Data entries:
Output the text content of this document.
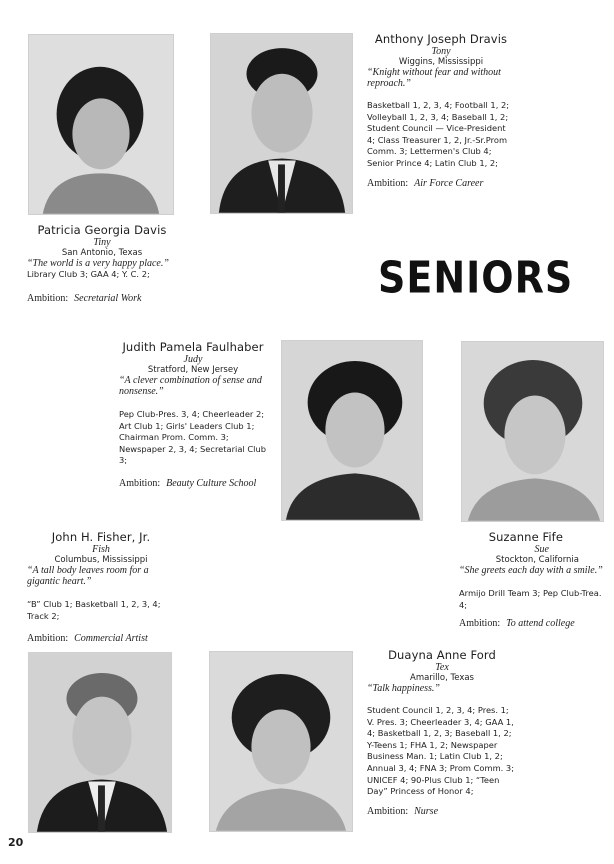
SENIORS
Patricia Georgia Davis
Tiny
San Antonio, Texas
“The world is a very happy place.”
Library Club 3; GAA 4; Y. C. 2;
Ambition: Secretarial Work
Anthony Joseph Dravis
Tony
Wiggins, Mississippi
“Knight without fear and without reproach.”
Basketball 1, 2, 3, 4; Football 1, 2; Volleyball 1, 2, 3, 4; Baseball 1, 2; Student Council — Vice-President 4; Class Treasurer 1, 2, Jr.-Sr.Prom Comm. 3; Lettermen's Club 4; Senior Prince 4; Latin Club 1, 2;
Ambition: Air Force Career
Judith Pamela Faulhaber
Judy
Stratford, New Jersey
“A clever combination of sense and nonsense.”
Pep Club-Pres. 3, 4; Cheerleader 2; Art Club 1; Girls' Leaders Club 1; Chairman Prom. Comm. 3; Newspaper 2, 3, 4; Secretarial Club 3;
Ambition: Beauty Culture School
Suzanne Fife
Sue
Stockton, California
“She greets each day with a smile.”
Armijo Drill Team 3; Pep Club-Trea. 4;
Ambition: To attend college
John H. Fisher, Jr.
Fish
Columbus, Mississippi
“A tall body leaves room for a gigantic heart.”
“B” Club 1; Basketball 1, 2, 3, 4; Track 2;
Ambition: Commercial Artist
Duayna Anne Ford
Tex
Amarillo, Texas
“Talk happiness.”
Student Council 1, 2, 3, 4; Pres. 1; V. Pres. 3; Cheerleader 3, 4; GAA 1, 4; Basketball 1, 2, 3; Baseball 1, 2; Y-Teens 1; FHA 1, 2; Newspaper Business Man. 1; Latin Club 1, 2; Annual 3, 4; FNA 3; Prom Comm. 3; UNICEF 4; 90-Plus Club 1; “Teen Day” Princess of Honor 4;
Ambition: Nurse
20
---
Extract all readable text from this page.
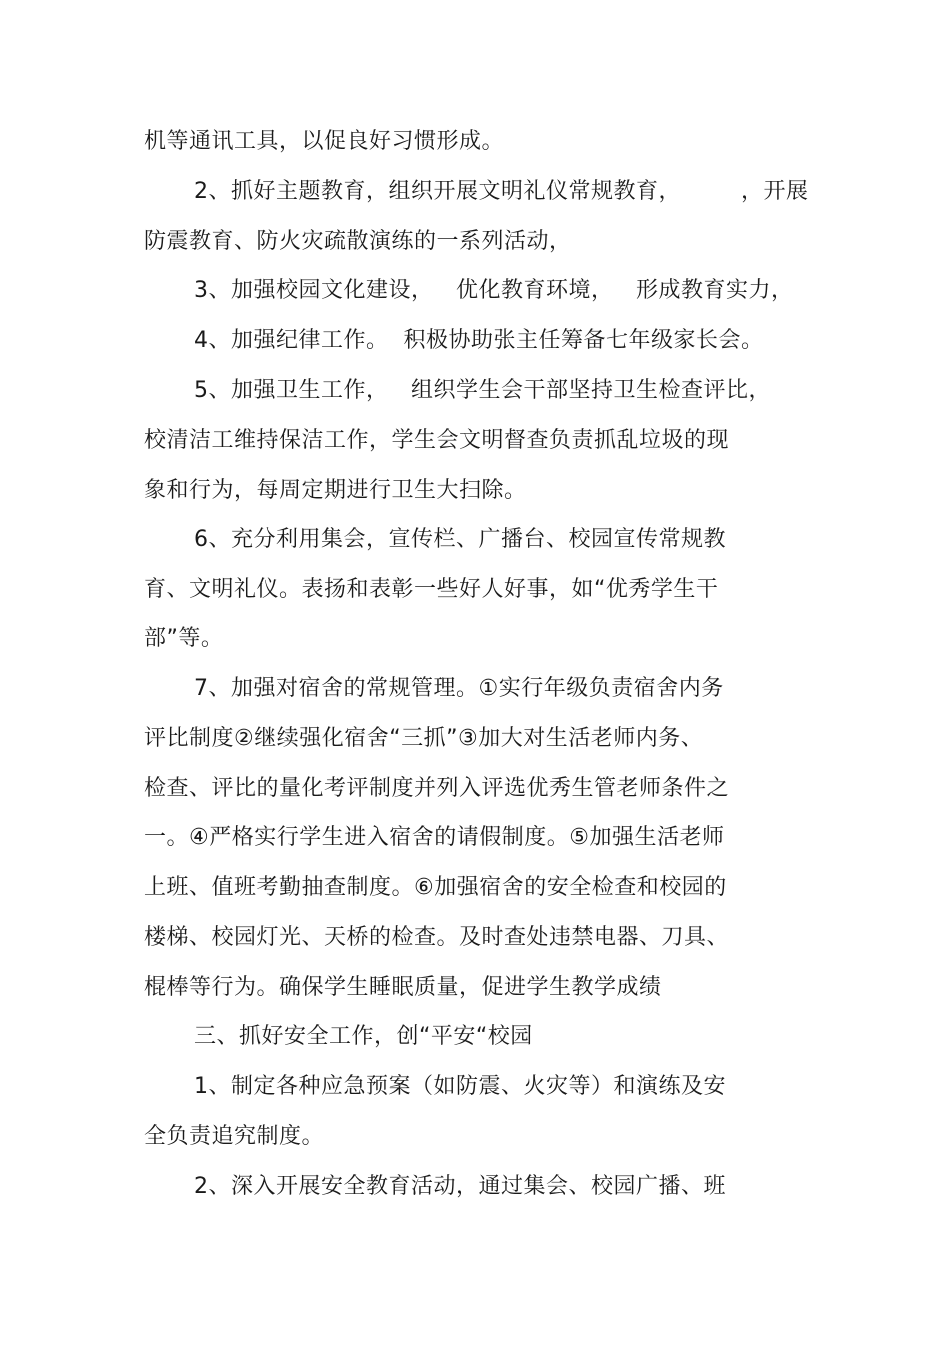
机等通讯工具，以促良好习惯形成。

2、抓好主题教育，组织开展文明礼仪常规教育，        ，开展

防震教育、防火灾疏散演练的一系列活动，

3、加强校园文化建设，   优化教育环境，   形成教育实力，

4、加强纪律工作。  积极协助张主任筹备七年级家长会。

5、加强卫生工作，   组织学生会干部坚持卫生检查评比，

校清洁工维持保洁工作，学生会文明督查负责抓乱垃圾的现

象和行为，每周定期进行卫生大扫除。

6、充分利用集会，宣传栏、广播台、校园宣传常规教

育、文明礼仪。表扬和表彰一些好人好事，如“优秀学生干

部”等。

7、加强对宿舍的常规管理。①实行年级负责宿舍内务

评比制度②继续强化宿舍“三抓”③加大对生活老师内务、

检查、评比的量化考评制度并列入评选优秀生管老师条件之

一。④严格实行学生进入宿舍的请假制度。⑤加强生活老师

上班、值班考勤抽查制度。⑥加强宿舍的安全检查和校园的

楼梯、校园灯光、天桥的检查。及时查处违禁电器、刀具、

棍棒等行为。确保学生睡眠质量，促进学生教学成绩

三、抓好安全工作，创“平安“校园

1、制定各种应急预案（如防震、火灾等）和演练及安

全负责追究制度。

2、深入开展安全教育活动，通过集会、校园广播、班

**Task description**
Every line in the data above that contains "Prom" needs to be copied.

**Solution for this problem**
Basketball 1, 2, 3, 4; Football 1, 2; Volleyball 1, 2, 3, 4; Baseball 1, 2; Student Council — Vice-President 4; Class Treasurer 1, 2, Jr.-Sr.Prom Comm. 3; Lettermen's Club 4; Senior Prince 4; Latin Club 1, 2;
Pep Club-Pres. 3, 4; Cheerleader 2; Art Club 1; Girls' Leaders Club 1; Chairman Prom. Comm. 3; Newspaper 2, 3, 4; Secretarial Club 3;
Student Council 1, 2, 3, 4; Pres. 1; V. Pres. 3; Cheerleader 3, 4; GAA 1, 4; Basketball 1, 2, 3; Baseball 1, 2; Y-Teens 1; FHA 1, 2; Newspaper Business Man. 1; Latin Club 1, 2; Annual 3, 4; FNA 3; Prom Comm. 3; UNICEF 4; 90-Plus Club 1; “Teen Day” Princess of Honor 4;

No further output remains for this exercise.